» **Given task**
Repeat each record below exactly as given.

» **Material to process**

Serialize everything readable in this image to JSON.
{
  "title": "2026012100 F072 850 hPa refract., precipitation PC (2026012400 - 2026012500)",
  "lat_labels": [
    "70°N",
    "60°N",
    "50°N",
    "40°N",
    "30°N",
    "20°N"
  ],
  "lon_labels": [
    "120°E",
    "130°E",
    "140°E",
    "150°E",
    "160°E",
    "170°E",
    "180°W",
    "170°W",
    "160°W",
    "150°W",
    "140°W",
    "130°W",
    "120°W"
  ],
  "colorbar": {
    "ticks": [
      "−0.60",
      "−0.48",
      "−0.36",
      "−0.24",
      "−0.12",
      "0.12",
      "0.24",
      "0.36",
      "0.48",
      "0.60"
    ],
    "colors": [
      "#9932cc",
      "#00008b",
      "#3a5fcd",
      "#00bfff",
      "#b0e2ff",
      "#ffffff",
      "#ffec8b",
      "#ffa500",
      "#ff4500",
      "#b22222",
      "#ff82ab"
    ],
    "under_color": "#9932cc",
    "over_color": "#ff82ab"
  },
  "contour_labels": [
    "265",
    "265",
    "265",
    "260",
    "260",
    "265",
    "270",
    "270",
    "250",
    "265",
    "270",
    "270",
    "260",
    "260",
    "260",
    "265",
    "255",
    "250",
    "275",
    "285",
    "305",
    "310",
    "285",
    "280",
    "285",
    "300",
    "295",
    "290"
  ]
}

» **Solution to this task**
Serialize everything readable in this image to JSON.
{
  "title": "2026012100 F072 850 hPa refract., precipitation PC (2026012400 - 2026012500)",
  "lat_labels": [
    "70°N",
    "60°N",
    "50°N",
    "40°N",
    "30°N",
    "20°N"
  ],
  "lon_labels": [
    "120°E",
    "130°E",
    "140°E",
    "150°E",
    "160°E",
    "170°E",
    "180°W",
    "170°W",
    "160°W",
    "150°W",
    "140°W",
    "130°W",
    "120°W"
  ],
  "colorbar": {
    "ticks": [
      "−0.60",
      "−0.48",
      "−0.36",
      "−0.24",
      "−0.12",
      "0.12",
      "0.24",
      "0.36",
      "0.48",
      "0.60"
    ],
    "colors": [
      "#9932cc",
      "#00008b",
      "#3a5fcd",
      "#00bfff",
      "#b0e2ff",
      "#ffffff",
      "#ffec8b",
      "#ffa500",
      "#ff4500",
      "#b22222",
      "#ff82ab"
    ],
    "under_color": "#9932cc",
    "over_color": "#ff82ab"
  },
  "contour_labels": [
    "265",
    "265",
    "265",
    "260",
    "260",
    "265",
    "270",
    "270",
    "250",
    "265",
    "270",
    "270",
    "260",
    "260",
    "260",
    "265",
    "255",
    "250",
    "275",
    "285",
    "305",
    "310",
    "285",
    "280",
    "285",
    "300",
    "295",
    "290"
  ]
}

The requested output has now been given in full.